PROBLEM STATEMENT. Pictures aside, repeat every entry exactly.

## START

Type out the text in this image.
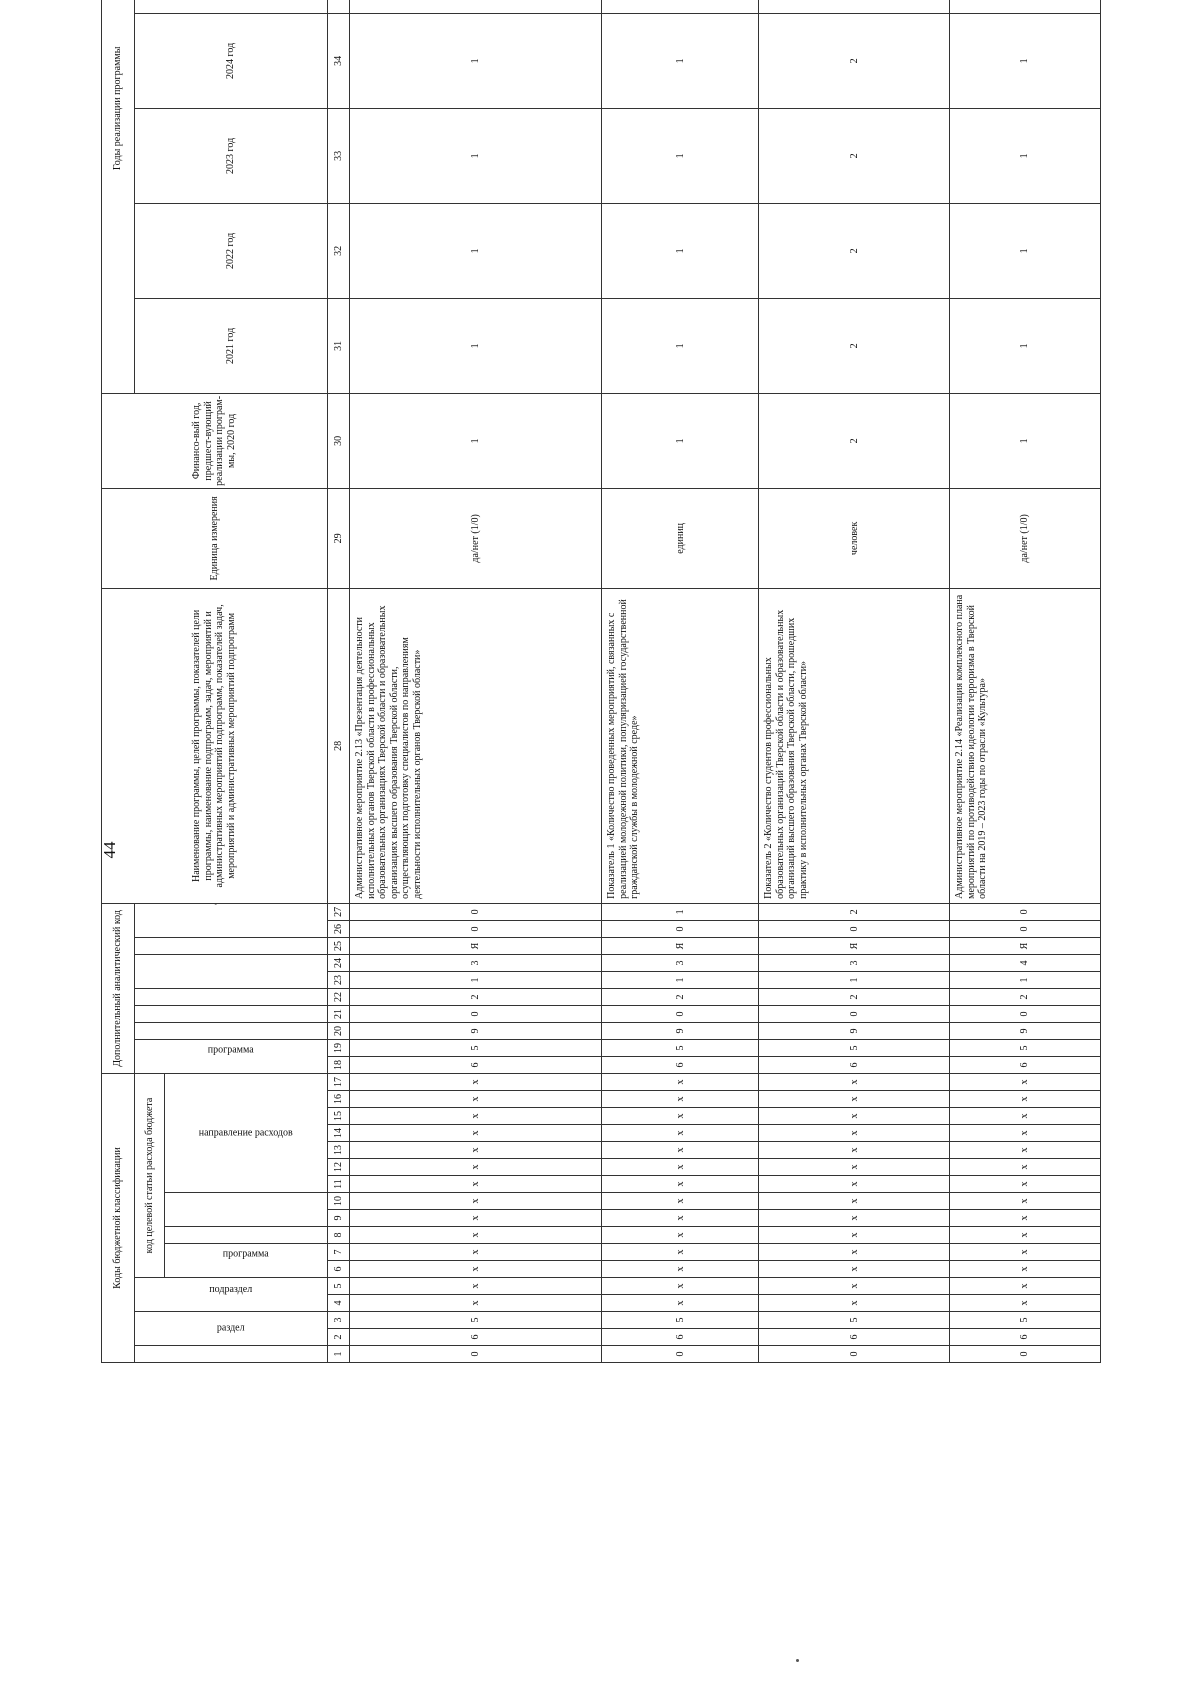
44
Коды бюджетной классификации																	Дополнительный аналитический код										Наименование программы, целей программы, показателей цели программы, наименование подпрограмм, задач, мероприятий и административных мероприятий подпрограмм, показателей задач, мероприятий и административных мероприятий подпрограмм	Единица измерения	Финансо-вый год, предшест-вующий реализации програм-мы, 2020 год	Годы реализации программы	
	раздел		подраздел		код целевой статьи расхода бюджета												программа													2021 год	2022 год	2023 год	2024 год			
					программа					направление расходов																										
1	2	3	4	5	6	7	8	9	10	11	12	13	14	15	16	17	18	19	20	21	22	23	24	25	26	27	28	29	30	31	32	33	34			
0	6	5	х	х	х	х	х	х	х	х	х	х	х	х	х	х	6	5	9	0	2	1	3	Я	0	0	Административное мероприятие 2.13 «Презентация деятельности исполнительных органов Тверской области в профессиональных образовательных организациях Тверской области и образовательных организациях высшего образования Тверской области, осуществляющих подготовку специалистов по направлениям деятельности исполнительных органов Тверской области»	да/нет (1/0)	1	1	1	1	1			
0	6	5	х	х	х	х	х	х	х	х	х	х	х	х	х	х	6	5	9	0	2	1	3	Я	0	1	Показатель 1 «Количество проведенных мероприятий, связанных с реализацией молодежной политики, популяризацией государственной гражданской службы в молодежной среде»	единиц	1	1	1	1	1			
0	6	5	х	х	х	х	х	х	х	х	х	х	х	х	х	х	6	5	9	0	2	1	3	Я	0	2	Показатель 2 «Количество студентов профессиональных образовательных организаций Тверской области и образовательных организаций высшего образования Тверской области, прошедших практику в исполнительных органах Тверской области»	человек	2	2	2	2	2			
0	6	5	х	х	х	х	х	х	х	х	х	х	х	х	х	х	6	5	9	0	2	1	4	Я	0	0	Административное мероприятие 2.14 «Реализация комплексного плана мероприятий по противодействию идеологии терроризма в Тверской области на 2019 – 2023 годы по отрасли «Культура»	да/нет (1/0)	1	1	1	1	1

## END

COMPLETED EXERCISE.
Type out the text in this image.
44
Коды бюджетной классификации																	Дополнительный аналитический код										Наименование программы, целей программы, показателей цели программы, наименование подпрограмм, задач, мероприятий и административных мероприятий подпрограмм, показателей задач, мероприятий и административных мероприятий подпрограмм	Единица измерения	Финансо-вый год, предшест-вующий реализации програм-мы, 2020 год	Годы реализации программы	
	раздел		подраздел		код целевой статьи расхода бюджета												программа													2021 год	2022 год	2023 год	2024 год			
					программа					направление расходов																										
1	2	3	4	5	6	7	8	9	10	11	12	13	14	15	16	17	18	19	20	21	22	23	24	25	26	27	28	29	30	31	32	33	34			
0	6	5	х	х	х	х	х	х	х	х	х	х	х	х	х	х	6	5	9	0	2	1	3	Я	0	0	Административное мероприятие 2.13 «Презентация деятельности исполнительных органов Тверской области в профессиональных образовательных организациях Тверской области и образовательных организациях высшего образования Тверской области, осуществляющих подготовку специалистов по направлениям деятельности исполнительных органов Тверской области»	да/нет (1/0)	1	1	1	1	1			
0	6	5	х	х	х	х	х	х	х	х	х	х	х	х	х	х	6	5	9	0	2	1	3	Я	0	1	Показатель 1 «Количество проведенных мероприятий, связанных с реализацией молодежной политики, популяризацией государственной гражданской службы в молодежной среде»	единиц	1	1	1	1	1			
0	6	5	х	х	х	х	х	х	х	х	х	х	х	х	х	х	6	5	9	0	2	1	3	Я	0	2	Показатель 2 «Количество студентов профессиональных образовательных организаций Тверской области и образовательных организаций высшего образования Тверской области, прошедших практику в исполнительных органах Тверской области»	человек	2	2	2	2	2			
0	6	5	х	х	х	х	х	х	х	х	х	х	х	х	х	х	6	5	9	0	2	1	4	Я	0	0	Административное мероприятие 2.14 «Реализация комплексного плана мероприятий по противодействию идеологии терроризма в Тверской области на 2019 – 2023 годы по отрасли «Культура»	да/нет (1/0)	1	1	1	1	1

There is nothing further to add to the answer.